■ **Task to complete**
Copy every line of the material below word for word, in the same order.

■ **Available data**
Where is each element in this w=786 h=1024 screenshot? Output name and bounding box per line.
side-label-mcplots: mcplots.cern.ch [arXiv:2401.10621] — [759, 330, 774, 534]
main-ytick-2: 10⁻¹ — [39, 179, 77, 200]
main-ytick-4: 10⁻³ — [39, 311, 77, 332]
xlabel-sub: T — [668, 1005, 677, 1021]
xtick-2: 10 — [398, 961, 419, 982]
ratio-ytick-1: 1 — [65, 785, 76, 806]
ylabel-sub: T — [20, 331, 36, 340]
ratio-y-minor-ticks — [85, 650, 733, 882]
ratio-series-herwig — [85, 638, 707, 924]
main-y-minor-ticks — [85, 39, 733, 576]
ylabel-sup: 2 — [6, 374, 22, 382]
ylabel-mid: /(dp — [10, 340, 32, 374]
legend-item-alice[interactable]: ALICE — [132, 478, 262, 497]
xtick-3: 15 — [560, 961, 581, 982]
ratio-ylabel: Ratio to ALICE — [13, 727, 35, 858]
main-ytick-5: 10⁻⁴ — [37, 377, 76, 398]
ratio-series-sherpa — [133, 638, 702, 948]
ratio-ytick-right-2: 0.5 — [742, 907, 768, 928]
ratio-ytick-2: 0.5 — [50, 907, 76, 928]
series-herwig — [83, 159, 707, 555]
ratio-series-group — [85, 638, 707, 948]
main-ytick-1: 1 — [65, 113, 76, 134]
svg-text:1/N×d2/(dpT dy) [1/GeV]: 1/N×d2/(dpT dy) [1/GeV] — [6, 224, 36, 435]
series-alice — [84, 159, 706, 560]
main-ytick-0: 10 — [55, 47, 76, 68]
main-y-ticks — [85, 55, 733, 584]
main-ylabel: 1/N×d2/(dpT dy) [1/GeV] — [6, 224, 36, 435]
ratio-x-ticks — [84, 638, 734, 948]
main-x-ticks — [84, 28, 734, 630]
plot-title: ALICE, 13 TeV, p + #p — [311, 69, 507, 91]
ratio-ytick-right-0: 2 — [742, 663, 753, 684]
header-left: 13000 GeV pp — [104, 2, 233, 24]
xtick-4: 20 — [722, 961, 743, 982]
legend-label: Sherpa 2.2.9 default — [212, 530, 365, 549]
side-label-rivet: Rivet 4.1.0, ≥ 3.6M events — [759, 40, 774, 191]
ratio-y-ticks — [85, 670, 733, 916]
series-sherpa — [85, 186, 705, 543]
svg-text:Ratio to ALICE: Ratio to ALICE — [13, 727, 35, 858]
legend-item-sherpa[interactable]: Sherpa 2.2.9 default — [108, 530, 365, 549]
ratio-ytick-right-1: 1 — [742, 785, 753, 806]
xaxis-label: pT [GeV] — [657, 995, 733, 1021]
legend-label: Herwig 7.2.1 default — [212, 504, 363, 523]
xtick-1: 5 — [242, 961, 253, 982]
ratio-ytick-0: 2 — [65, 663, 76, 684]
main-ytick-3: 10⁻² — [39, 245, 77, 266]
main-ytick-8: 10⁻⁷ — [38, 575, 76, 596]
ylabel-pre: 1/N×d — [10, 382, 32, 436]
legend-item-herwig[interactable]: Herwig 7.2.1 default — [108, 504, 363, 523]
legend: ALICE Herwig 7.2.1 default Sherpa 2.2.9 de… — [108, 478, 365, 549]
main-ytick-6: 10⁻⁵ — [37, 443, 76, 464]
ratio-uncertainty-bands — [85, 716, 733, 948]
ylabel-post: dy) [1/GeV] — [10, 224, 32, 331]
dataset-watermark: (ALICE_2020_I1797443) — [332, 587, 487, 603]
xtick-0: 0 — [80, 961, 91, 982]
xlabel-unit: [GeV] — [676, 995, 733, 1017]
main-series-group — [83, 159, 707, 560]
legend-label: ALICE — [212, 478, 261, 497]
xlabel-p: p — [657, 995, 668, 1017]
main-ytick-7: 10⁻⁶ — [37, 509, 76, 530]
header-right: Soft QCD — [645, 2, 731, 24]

■ **The result**
Where is each element in this w=786 h=1024 screenshot? Output name and bounding box per line.
side-label-mcplots: mcplots.cern.ch [arXiv:2401.10621] — [759, 330, 774, 534]
main-ytick-2: 10⁻¹ — [39, 179, 77, 200]
main-ytick-4: 10⁻³ — [39, 311, 77, 332]
xlabel-sub: T — [668, 1005, 677, 1021]
xtick-2: 10 — [398, 961, 419, 982]
ratio-ytick-1: 1 — [65, 785, 76, 806]
ylabel-sub: T — [20, 331, 36, 340]
ratio-y-minor-ticks — [85, 650, 733, 882]
ratio-series-herwig — [85, 638, 707, 924]
main-y-minor-ticks — [85, 39, 733, 576]
ylabel-sup: 2 — [6, 374, 22, 382]
ylabel-mid: /(dp — [10, 340, 32, 374]
legend-item-alice[interactable]: ALICE — [132, 478, 262, 497]
xtick-3: 15 — [560, 961, 581, 982]
ratio-ylabel: Ratio to ALICE — [13, 727, 35, 858]
main-ytick-5: 10⁻⁴ — [37, 377, 76, 398]
ratio-series-sherpa — [133, 638, 702, 948]
ratio-ytick-right-2: 0.5 — [742, 907, 768, 928]
ratio-ytick-2: 0.5 — [50, 907, 76, 928]
series-herwig — [83, 159, 707, 555]
ratio-series-group — [85, 638, 707, 948]
main-ytick-1: 1 — [65, 113, 76, 134]
svg-text:1/N×d2/(dpT dy) [1/GeV]: 1/N×d2/(dpT dy) [1/GeV] — [6, 224, 36, 435]
series-alice — [84, 159, 706, 560]
main-ytick-0: 10 — [55, 47, 76, 68]
main-y-ticks — [85, 55, 733, 584]
main-ylabel: 1/N×d2/(dpT dy) [1/GeV] — [6, 224, 36, 435]
ratio-x-ticks — [84, 638, 734, 948]
main-x-ticks — [84, 28, 734, 630]
plot-title: ALICE, 13 TeV, p + #p — [311, 69, 507, 91]
ratio-ytick-right-0: 2 — [742, 663, 753, 684]
header-left: 13000 GeV pp — [104, 2, 233, 24]
xtick-4: 20 — [722, 961, 743, 982]
legend-label: Sherpa 2.2.9 default — [212, 530, 365, 549]
side-label-rivet: Rivet 4.1.0, ≥ 3.6M events — [759, 40, 774, 191]
ratio-y-ticks — [85, 670, 733, 916]
series-sherpa — [85, 186, 705, 543]
svg-text:Ratio to ALICE: Ratio to ALICE — [13, 727, 35, 858]
legend-item-sherpa[interactable]: Sherpa 2.2.9 default — [108, 530, 365, 549]
ratio-ytick-right-1: 1 — [742, 785, 753, 806]
xaxis-label: pT [GeV] — [657, 995, 733, 1021]
legend-label: Herwig 7.2.1 default — [212, 504, 363, 523]
xtick-1: 5 — [242, 961, 253, 982]
ratio-ytick-0: 2 — [65, 663, 76, 684]
main-ytick-3: 10⁻² — [39, 245, 77, 266]
main-ytick-8: 10⁻⁷ — [38, 575, 76, 596]
ylabel-pre: 1/N×d — [10, 382, 32, 436]
legend-item-herwig[interactable]: Herwig 7.2.1 default — [108, 504, 363, 523]
legend: ALICE Herwig 7.2.1 default Sherpa 2.2.9 de… — [108, 478, 365, 549]
main-ytick-6: 10⁻⁵ — [37, 443, 76, 464]
ratio-uncertainty-bands — [85, 716, 733, 948]
ylabel-post: dy) [1/GeV] — [10, 224, 32, 331]
dataset-watermark: (ALICE_2020_I1797443) — [332, 587, 487, 603]
xtick-0: 0 — [80, 961, 91, 982]
xlabel-unit: [GeV] — [676, 995, 733, 1017]
main-series-group — [83, 159, 707, 560]
legend-label: ALICE — [212, 478, 261, 497]
xlabel-p: p — [657, 995, 668, 1017]
main-ytick-7: 10⁻⁶ — [37, 509, 76, 530]
header-right: Soft QCD — [645, 2, 731, 24]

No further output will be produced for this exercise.